- The data:
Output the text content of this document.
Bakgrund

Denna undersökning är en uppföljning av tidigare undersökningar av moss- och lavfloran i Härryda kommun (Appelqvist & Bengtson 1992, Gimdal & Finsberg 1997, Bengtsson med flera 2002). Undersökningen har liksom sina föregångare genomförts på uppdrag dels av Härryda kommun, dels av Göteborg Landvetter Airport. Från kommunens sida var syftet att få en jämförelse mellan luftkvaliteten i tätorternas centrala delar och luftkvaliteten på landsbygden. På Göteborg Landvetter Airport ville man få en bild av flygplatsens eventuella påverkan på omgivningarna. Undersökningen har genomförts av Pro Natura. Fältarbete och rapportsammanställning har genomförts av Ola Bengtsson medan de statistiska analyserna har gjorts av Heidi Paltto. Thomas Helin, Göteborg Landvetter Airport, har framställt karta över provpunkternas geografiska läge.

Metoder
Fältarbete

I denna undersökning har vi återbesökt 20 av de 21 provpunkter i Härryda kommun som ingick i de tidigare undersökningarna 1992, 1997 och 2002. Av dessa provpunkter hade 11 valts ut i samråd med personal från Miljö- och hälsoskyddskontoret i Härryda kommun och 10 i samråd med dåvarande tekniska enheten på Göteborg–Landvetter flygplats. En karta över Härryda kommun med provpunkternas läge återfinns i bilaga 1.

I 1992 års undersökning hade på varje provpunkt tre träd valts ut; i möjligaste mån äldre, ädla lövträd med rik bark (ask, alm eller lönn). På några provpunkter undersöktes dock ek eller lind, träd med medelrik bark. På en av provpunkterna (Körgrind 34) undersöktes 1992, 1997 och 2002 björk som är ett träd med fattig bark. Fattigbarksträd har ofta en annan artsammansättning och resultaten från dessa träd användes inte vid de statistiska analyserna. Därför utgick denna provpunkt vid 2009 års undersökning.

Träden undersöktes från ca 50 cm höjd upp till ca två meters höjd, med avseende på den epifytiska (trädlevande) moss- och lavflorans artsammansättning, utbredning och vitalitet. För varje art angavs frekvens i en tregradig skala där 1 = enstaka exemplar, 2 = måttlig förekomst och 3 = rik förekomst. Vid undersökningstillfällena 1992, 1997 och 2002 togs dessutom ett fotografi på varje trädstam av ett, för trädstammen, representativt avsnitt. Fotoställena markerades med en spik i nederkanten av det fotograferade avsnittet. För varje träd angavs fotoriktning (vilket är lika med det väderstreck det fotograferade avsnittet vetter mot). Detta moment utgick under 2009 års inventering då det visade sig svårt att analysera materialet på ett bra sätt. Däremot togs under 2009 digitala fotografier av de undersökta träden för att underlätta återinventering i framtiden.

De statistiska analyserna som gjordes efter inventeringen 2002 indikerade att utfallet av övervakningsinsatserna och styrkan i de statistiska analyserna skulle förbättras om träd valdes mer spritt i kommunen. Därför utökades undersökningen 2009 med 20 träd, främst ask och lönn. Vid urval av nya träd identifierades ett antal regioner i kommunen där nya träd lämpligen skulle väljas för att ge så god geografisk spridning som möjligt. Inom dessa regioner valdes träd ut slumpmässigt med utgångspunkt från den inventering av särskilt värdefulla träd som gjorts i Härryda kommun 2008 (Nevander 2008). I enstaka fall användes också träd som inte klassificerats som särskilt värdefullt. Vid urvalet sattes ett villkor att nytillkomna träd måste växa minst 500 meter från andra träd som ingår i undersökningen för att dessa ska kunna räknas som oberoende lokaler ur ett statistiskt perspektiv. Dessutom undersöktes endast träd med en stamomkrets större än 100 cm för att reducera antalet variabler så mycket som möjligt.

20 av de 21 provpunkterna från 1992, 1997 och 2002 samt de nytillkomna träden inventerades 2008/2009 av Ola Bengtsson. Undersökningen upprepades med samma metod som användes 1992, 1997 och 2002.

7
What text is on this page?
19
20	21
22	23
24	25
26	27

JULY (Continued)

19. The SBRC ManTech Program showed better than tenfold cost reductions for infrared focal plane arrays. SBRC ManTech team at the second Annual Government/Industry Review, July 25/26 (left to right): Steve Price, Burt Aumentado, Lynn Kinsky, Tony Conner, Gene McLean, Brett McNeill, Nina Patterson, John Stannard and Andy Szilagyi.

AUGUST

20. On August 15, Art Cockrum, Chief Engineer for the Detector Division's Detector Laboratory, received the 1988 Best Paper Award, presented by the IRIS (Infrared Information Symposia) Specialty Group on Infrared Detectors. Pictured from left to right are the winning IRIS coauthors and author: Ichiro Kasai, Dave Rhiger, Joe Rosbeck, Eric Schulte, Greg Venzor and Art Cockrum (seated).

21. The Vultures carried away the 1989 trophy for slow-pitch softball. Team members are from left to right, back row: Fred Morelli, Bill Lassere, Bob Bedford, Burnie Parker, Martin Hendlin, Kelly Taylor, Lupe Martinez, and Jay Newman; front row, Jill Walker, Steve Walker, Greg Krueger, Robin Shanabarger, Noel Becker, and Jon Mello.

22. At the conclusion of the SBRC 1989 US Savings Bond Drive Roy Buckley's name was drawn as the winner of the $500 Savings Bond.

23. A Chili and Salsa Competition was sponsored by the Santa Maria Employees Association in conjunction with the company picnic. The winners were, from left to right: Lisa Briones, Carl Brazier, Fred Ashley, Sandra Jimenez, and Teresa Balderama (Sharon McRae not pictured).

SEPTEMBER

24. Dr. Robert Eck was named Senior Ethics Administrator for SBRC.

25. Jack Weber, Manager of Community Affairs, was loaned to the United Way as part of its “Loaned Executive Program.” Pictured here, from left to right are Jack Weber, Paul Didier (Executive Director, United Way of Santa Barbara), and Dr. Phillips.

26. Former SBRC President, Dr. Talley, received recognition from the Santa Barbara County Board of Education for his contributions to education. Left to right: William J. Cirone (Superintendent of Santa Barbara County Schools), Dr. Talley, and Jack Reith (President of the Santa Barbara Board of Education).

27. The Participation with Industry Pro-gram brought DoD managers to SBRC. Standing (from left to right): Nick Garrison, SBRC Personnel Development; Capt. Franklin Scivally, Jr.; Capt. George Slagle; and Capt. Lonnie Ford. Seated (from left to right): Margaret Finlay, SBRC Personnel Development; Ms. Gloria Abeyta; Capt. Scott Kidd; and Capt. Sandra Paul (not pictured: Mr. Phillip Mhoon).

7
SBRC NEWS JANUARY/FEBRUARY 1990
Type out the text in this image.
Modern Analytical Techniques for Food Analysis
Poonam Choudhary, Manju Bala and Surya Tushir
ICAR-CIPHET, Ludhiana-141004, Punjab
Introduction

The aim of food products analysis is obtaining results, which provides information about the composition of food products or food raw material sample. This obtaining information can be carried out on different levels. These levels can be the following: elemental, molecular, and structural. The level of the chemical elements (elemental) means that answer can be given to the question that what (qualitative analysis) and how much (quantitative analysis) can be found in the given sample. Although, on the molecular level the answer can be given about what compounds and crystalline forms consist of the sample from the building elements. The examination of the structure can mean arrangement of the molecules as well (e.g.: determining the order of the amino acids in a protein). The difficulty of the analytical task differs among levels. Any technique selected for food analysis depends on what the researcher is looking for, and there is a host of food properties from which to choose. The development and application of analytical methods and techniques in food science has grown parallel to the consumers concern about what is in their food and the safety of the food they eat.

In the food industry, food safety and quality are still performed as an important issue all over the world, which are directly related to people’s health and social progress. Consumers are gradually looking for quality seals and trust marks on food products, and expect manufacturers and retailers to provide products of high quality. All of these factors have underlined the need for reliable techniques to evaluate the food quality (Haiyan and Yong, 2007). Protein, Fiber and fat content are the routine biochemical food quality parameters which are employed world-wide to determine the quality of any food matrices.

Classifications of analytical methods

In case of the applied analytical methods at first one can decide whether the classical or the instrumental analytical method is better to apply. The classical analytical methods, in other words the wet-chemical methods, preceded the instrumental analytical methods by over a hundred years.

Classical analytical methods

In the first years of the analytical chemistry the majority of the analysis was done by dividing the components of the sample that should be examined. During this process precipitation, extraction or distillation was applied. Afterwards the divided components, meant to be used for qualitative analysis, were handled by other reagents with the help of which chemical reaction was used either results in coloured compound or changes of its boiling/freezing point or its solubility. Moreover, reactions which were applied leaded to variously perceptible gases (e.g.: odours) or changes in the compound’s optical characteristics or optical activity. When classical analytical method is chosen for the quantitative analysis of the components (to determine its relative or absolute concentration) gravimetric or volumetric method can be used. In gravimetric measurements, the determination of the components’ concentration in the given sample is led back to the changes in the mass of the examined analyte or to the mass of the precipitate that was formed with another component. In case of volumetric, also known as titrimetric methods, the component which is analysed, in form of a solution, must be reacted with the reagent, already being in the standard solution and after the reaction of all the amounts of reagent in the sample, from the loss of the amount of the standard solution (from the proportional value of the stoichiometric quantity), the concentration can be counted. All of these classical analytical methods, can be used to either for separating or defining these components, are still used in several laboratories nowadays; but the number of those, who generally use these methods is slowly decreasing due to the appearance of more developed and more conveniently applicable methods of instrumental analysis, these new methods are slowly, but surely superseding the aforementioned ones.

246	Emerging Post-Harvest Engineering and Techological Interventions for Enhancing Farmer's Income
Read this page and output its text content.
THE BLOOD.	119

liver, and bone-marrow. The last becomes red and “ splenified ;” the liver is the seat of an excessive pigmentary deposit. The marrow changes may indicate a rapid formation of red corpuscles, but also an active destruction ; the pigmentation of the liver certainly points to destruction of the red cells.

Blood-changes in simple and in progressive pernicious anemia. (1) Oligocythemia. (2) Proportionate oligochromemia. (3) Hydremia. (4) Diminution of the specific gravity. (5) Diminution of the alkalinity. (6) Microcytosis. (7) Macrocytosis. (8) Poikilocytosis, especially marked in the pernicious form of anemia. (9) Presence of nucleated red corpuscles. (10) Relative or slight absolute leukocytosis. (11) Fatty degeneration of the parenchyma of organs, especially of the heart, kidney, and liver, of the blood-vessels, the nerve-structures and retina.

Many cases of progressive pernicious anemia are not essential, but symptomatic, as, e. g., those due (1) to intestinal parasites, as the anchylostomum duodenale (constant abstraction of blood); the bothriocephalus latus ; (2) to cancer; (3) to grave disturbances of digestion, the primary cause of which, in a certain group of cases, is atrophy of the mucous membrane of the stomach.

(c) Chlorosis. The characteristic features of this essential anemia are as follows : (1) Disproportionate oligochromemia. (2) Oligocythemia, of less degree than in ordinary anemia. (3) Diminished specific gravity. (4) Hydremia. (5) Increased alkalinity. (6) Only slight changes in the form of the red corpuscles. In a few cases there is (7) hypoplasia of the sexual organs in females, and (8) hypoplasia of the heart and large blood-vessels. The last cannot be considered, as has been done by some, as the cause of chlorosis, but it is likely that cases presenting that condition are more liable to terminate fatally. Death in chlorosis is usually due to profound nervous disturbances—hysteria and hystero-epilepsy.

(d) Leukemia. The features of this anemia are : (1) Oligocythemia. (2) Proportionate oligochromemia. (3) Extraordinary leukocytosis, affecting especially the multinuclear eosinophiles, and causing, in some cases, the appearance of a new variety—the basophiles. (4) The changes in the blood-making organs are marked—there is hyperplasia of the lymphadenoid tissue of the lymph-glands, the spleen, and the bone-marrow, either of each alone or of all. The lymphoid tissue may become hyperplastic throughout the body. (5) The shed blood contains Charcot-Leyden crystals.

- Instructions to follow:
In the listing above, find each line with the word "better" and return it.

- Solution for this task:
19. The SBRC ManTech Program showed better than tenfold cost reductions for infrared focal plane arrays. SBRC ManTech team at the second Annual Government/Industry Review, July 25/26 (left to right): Steve Price, Burt Aumentado, Lynn Kinsky, Tony Conner, Gene McLean, Brett McNeill, Nina Patterson, John Stannard and Andy Szilagyi.
In case of the applied analytical methods at first one can decide whether the classical or the instrumental analytical method is better to apply. The classical analytical methods, in other words the wet-chemical methods, preceded the instrumental analytical methods by over a hundred years.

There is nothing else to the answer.